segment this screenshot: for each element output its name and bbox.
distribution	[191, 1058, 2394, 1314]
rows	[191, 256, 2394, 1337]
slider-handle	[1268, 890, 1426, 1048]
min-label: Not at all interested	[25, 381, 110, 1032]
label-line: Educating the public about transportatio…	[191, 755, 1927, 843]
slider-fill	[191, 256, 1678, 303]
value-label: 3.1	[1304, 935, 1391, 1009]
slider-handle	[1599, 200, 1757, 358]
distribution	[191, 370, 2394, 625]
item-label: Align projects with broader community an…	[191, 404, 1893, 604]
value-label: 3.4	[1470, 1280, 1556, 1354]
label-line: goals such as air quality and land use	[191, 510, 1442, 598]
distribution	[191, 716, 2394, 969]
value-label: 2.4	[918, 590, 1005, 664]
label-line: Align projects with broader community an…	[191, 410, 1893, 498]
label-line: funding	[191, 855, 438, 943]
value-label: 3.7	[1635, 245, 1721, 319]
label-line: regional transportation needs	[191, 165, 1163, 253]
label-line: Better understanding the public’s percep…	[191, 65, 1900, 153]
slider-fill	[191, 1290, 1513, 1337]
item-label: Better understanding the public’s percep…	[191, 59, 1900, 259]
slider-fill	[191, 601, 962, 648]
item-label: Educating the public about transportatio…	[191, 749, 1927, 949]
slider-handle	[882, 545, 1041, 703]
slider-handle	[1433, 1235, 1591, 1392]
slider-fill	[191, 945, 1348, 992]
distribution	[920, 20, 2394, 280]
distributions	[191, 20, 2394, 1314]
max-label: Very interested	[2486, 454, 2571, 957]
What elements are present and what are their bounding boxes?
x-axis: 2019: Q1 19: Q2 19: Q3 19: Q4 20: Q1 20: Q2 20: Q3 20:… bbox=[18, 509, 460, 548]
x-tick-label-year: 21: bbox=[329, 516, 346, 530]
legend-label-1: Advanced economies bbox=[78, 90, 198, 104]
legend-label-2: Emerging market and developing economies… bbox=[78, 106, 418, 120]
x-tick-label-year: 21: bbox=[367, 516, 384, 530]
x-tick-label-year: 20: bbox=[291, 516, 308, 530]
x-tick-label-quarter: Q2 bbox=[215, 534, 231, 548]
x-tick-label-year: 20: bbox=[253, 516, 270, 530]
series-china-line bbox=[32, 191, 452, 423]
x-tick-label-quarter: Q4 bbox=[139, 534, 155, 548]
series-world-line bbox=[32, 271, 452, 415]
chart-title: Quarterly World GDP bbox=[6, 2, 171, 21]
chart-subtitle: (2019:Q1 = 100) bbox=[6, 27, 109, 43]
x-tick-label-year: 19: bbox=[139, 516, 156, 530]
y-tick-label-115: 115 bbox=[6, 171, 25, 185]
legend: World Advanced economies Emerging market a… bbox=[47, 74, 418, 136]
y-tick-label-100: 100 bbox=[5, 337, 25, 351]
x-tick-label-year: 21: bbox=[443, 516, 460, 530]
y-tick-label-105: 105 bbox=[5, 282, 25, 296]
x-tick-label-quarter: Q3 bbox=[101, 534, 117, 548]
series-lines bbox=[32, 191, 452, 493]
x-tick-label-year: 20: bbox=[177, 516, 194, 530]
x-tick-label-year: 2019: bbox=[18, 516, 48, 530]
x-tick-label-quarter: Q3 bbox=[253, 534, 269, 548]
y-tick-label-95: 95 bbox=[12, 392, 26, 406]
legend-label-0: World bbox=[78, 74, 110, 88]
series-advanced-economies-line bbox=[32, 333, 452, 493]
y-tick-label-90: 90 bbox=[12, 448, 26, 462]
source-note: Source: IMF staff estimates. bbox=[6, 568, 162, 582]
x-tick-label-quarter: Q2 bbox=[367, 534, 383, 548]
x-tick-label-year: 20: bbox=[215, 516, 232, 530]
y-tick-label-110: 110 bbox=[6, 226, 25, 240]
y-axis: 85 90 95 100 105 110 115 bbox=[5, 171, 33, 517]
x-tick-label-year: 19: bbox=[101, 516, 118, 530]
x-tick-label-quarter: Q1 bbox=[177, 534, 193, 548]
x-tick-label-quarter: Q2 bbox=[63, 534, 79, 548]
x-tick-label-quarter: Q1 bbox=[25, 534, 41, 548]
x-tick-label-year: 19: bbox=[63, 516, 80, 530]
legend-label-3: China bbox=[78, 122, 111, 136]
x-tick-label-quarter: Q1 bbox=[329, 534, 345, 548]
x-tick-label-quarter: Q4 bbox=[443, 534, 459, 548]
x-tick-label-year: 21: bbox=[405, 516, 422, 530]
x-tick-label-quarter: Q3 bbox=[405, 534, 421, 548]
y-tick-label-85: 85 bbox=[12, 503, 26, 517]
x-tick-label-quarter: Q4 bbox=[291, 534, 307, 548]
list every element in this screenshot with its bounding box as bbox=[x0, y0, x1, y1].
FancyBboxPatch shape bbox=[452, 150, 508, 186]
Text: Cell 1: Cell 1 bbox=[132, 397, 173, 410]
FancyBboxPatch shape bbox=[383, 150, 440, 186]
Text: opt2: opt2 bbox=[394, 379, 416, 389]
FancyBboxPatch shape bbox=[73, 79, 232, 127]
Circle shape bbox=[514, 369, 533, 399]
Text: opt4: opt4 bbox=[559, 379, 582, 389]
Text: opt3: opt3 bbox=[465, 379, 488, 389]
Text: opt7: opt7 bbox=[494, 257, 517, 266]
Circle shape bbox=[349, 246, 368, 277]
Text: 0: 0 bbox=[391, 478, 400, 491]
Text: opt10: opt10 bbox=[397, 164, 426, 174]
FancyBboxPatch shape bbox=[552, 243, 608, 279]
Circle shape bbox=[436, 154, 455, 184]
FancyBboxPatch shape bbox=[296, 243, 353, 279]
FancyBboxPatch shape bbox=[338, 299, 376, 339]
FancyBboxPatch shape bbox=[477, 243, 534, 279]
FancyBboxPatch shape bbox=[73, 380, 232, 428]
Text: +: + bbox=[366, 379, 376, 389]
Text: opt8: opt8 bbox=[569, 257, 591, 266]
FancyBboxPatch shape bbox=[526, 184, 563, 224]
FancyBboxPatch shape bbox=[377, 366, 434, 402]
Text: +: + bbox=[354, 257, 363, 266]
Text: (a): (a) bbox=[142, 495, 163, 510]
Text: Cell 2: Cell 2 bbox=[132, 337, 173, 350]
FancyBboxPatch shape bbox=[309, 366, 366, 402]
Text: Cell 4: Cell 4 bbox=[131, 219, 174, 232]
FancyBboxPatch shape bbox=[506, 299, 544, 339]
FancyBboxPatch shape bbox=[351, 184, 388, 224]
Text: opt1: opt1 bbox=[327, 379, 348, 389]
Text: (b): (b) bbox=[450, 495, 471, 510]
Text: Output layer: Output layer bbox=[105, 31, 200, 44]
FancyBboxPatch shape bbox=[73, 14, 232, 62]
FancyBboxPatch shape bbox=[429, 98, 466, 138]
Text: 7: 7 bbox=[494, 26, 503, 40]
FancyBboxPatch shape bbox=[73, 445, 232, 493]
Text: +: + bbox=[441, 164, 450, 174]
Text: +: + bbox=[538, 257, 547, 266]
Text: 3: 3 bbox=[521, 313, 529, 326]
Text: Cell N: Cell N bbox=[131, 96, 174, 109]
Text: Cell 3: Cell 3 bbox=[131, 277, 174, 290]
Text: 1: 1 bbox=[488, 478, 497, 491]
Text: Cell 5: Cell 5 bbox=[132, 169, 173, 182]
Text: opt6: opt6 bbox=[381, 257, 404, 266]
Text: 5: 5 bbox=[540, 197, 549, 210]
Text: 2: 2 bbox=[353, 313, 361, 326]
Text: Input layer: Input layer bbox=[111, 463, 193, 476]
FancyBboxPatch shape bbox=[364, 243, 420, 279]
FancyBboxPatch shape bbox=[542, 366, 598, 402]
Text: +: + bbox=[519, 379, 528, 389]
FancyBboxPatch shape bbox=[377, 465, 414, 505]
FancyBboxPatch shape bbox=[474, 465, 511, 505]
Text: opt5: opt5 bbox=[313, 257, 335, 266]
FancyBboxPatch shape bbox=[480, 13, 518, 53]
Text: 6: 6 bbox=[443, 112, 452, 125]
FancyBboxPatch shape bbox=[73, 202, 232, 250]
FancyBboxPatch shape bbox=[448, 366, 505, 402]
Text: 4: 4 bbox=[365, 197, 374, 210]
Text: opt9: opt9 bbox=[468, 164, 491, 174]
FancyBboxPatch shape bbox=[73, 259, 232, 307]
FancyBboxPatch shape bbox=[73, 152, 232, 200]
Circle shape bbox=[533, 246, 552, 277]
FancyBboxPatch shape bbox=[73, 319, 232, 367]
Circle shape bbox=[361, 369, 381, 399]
* * * * * * *
### Description of the task
Copy out the items above again without any changes, from their very first line through the line containing "label-line: Educating the", with both ends included.

### Completed exercise
segment this screenshot: for each element output its name and bbox.
distribution	[191, 1058, 2394, 1314]
rows	[191, 256, 2394, 1337]
slider-handle	[1268, 890, 1426, 1048]
min-label: Not at all interested	[25, 381, 110, 1032]
label-line: Educating the public about transportatio…	[191, 755, 1927, 843]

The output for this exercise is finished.